_Data for analysis_
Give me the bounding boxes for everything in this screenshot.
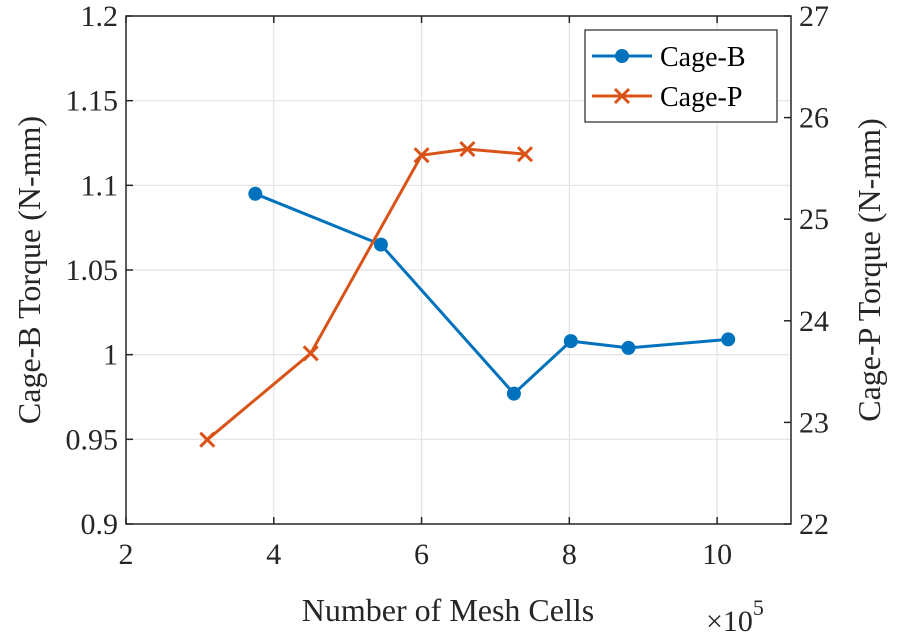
y-axis-left-label: Cage-B Torque (N-mm) [11,116,47,424]
x-tick-label: 6 [414,538,429,571]
data-point-cage-b [621,340,636,355]
series-line-cage-b [254,192,729,396]
x-axis-label: Number of Mesh Cells [302,592,594,628]
data-point-cage-b [373,237,388,252]
y-left-tick-label: 1.2 [81,0,119,33]
legend-label-cage-p: Cage-P [660,82,742,113]
data-point-cage-b [248,186,263,201]
y-left-tick-label: 1.05 [66,254,119,287]
x-axis-multiplier-base: ×10 [706,605,753,635]
y-right-tick-label: 23 [799,406,829,439]
data-point-cage-p [516,146,534,163]
data-point-cage-b [721,332,736,347]
x-tick-label: 4 [266,538,281,571]
y-right-tick-label: 27 [799,0,829,33]
data-series [199,141,736,448]
data-point-cage-b [506,386,521,401]
plot-frame [125,15,792,525]
y-left-tick-label: 1 [103,339,118,372]
y-axis-right-label: Cage-P Torque (N-mm) [851,118,887,421]
data-point-cage-p [413,147,430,164]
x-tick-label: 8 [562,538,577,571]
y-right-tick-label: 26 [799,102,829,135]
y-left-tick-label: 1.1 [81,169,119,202]
x-tick-label: 2 [119,538,134,571]
y-left-tick-label: 1.15 [66,85,119,118]
y-right-tick-label: 24 [799,305,829,338]
y-left-tick-label: 0.9 [81,508,119,541]
x-axis-multiplier-exponent: 5 [753,595,764,620]
y-right-tick-label: 25 [799,203,829,236]
legend-marker-cage-p [613,87,631,105]
legend-marker-cage-b [615,49,629,63]
legend-box [584,29,778,123]
y-left-tick-label: 0.95 [66,423,119,456]
data-point-cage-p [459,141,476,158]
data-point-cage-p [302,345,319,362]
data-point-cage-b [563,334,578,349]
x-axis-multiplier: ×105 [706,595,764,635]
legend: Cage-B Cage-P [584,29,778,123]
data-point-cage-p [199,431,216,448]
x-tick-label: 10 [702,538,732,571]
y-right-tick-label: 22 [799,508,829,541]
legend-label-cage-b: Cage-B [660,42,746,73]
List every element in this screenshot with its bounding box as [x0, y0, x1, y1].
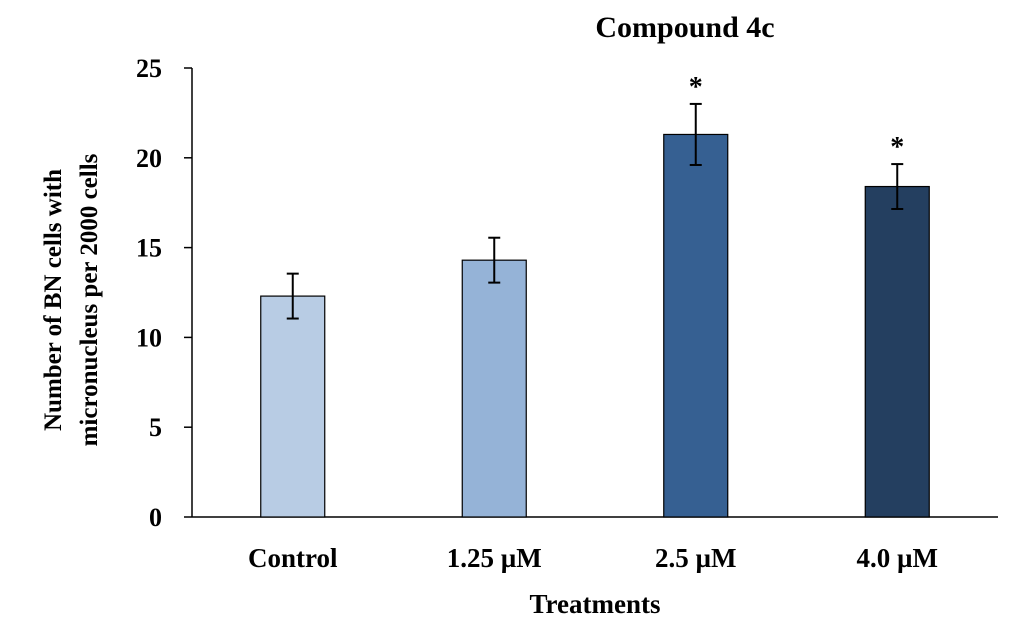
x-tick-label-1: 1.25 µM [447, 543, 542, 573]
y-axis-ticks: 0 5 10 15 20 25 [136, 54, 192, 532]
x-axis-tick-labels: Control 1.25 µM 2.5 µM 4.0 µM [248, 543, 938, 573]
y-axis-label: Number of BN cells with micronucleus per… [40, 153, 103, 446]
bar-0 [260, 295, 326, 518]
y-tick-label-0: 0 [149, 503, 162, 532]
bars-group: ** [260, 72, 930, 518]
y-tick-label-5: 25 [136, 54, 162, 83]
x-tick-label-0: Control [248, 543, 338, 573]
bar-1 [461, 259, 527, 518]
significance-mark-3: * [890, 132, 904, 163]
chart-title: Compound 4c [595, 11, 774, 44]
y-tick-label-2: 10 [136, 323, 162, 352]
significance-mark-2: * [689, 72, 703, 103]
bar-2 [663, 133, 729, 518]
x-tick-label-3: 4.0 µM [856, 543, 938, 573]
y-axis-label-line-2: micronucleus per 2000 cells [76, 153, 103, 446]
bar-3 [864, 185, 930, 518]
x-tick-label-2: 2.5 µM [655, 543, 737, 573]
y-tick-label-3: 15 [136, 234, 162, 263]
y-tick-label-4: 20 [136, 144, 162, 173]
y-axis-label-line-1: Number of BN cells with [40, 169, 67, 431]
y-tick-label-1: 5 [149, 413, 162, 442]
x-axis-label: Treatments [530, 589, 661, 619]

_Requirement_
The expected answer is every line above in which the word "screenshot" appears.

_Task output_
Give me the bounding boxes for everything in this screenshot.
List every element in this screenshot with its bounding box as [x0, y0, x1, y1].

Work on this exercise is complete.